• **Required work**
Retype the records below exactly as they appear, but leave out any pictures.

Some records
───

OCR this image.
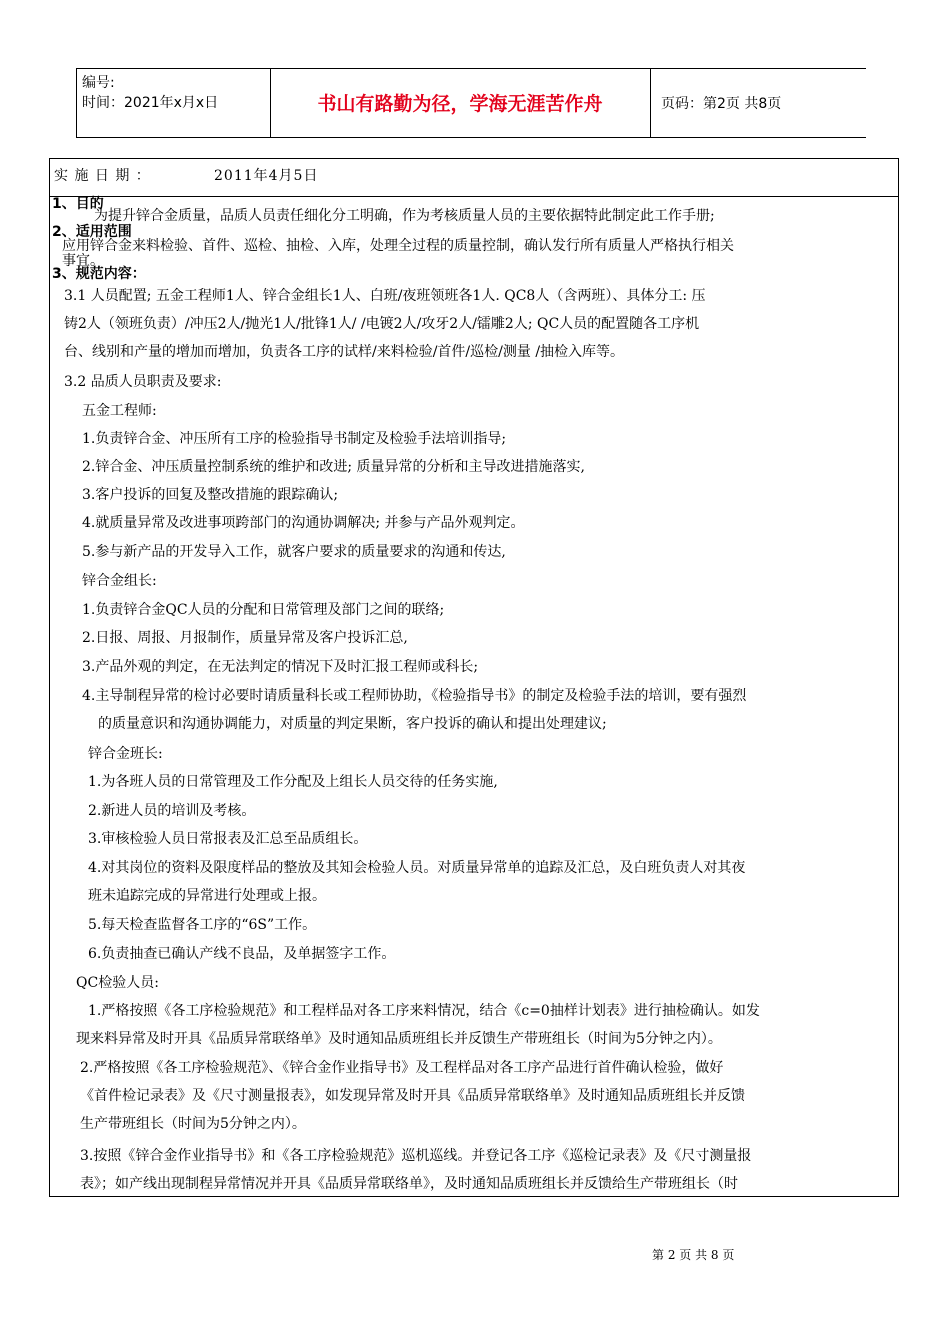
编号:
时间：2021年x月x日	书山有路勤为径，学海无涯苦作舟	页码：第2页 共8页
实 施 日 期 ：	2011年4月5日
1、目的
为提升锌合金质量，品质人员责任细化分工明确，作为考核质量人员的主要依据特此制定此工作手册;
2、适用范围
应用锌合金来料检验、首件、巡检、抽检、入库，处理全过程的质量控制，确认发行所有质量人严格执行相关
事宜。
3、规范内容：
3.1 人员配置; 五金工程师1人、锌合金组长1人、白班/夜班领班各1人. QC8人（含两班）、具体分工: 压
铸2人（领班负责）/冲压2人/抛光1人/批锋1人/ /电镀2人/攻牙2人/镭雕2人; QC人员的配置随各工序机
台、线别和产量的增加而增加，负责各工序的试样/来料检验/首件/巡检/测量 /抽检入库等。
3.2 品质人员职责及要求:
五金工程师:
1.负责锌合金、冲压所有工序的检验指导书制定及检验手法培训指导;
2.锌合金、冲压质量控制系统的维护和改进; 质量异常的分析和主导改进措施落实,
3.客户投诉的回复及整改措施的跟踪确认;
4.就质量异常及改进事项跨部门的沟通协调解决; 并参与产品外观判定。
5.参与新产品的开发导入工作，就客户要求的质量要求的沟通和传达,
锌合金组长:
1.负责锌合金QC人员的分配和日常管理及部门之间的联络;
2.日报、周报、月报制作，质量异常及客户投诉汇总,
3.产品外观的判定，在无法判定的情况下及时汇报工程师或科长;
4.主导制程异常的检讨必要时请质量科长或工程师协助，《检验指导书》的制定及检验手法的培训，要有强烈
的质量意识和沟通协调能力，对质量的判定果断，客户投诉的确认和提出处理建议;
锌合金班长:
1.为各班人员的日常管理及工作分配及上组长人员交待的任务实施,
2.新进人员的培训及考核。
3.审核检验人员日常报表及汇总至品质组长。
4.对其岗位的资料及限度样品的整放及其知会检验人员。对质量异常单的追踪及汇总，及白班负责人对其夜
班未追踪完成的异常进行处理或上报。
5.每天检查监督各工序的“6S”工作。
6.负责抽查已确认产线不良品，及单据签字工作。
QC检验人员:
1.严格按照《各工序检验规范》和工程样品对各工序来料情况，结合《c=0抽样计划表》进行抽检确认。如发
现来料异常及时开具《品质异常联络单》及时通知品质班组长并反馈生产带班组长（时间为5分钟之内）。
2.严格按照《各工序检验规范》、《锌合金作业指导书》及工程样品对各工序产品进行首件确认检验，做好
《首件检记录表》及《尺寸测量报表》，如发现异常及时开具《品质异常联络单》及时通知品质班组长并反馈
生产带班组长（时间为5分钟之内）。
3.按照《锌合金作业指导书》和《各工序检验规范》巡机巡线。并登记各工序《巡检记录表》及《尺寸测量报
表》；如产线出现制程异常情况并开具《品质异常联络单》，及时通知品质班组长并反馈给生产带班组长（时
第 2 页 共 8 页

───

• **Finished task**
OCR this image.
编号:
时间：2021年x月x日	书山有路勤为径，学海无涯苦作舟	页码：第2页 共8页
实 施 日 期 ：	2011年4月5日
1、目的
为提升锌合金质量，品质人员责任细化分工明确，作为考核质量人员的主要依据特此制定此工作手册;
2、适用范围
应用锌合金来料检验、首件、巡检、抽检、入库，处理全过程的质量控制，确认发行所有质量人严格执行相关
事宜。
3、规范内容：
3.1 人员配置; 五金工程师1人、锌合金组长1人、白班/夜班领班各1人. QC8人（含两班）、具体分工: 压
铸2人（领班负责）/冲压2人/抛光1人/批锋1人/ /电镀2人/攻牙2人/镭雕2人; QC人员的配置随各工序机
台、线别和产量的增加而增加，负责各工序的试样/来料检验/首件/巡检/测量 /抽检入库等。
3.2 品质人员职责及要求:
五金工程师:
1.负责锌合金、冲压所有工序的检验指导书制定及检验手法培训指导;
2.锌合金、冲压质量控制系统的维护和改进; 质量异常的分析和主导改进措施落实,
3.客户投诉的回复及整改措施的跟踪确认;
4.就质量异常及改进事项跨部门的沟通协调解决; 并参与产品外观判定。
5.参与新产品的开发导入工作，就客户要求的质量要求的沟通和传达,
锌合金组长:
1.负责锌合金QC人员的分配和日常管理及部门之间的联络;
2.日报、周报、月报制作，质量异常及客户投诉汇总,
3.产品外观的判定，在无法判定的情况下及时汇报工程师或科长;
4.主导制程异常的检讨必要时请质量科长或工程师协助，《检验指导书》的制定及检验手法的培训，要有强烈
的质量意识和沟通协调能力，对质量的判定果断，客户投诉的确认和提出处理建议;
锌合金班长:
1.为各班人员的日常管理及工作分配及上组长人员交待的任务实施,
2.新进人员的培训及考核。
3.审核检验人员日常报表及汇总至品质组长。
4.对其岗位的资料及限度样品的整放及其知会检验人员。对质量异常单的追踪及汇总，及白班负责人对其夜
班未追踪完成的异常进行处理或上报。
5.每天检查监督各工序的“6S”工作。
6.负责抽查已确认产线不良品，及单据签字工作。
QC检验人员:
1.严格按照《各工序检验规范》和工程样品对各工序来料情况，结合《c=0抽样计划表》进行抽检确认。如发
现来料异常及时开具《品质异常联络单》及时通知品质班组长并反馈生产带班组长（时间为5分钟之内）。
2.严格按照《各工序检验规范》、《锌合金作业指导书》及工程样品对各工序产品进行首件确认检验，做好
《首件检记录表》及《尺寸测量报表》，如发现异常及时开具《品质异常联络单》及时通知品质班组长并反馈
生产带班组长（时间为5分钟之内）。
3.按照《锌合金作业指导书》和《各工序检验规范》巡机巡线。并登记各工序《巡检记录表》及《尺寸测量报
表》；如产线出现制程异常情况并开具《品质异常联络单》，及时通知品质班组长并反馈给生产带班组长（时
第 2 页 共 8 页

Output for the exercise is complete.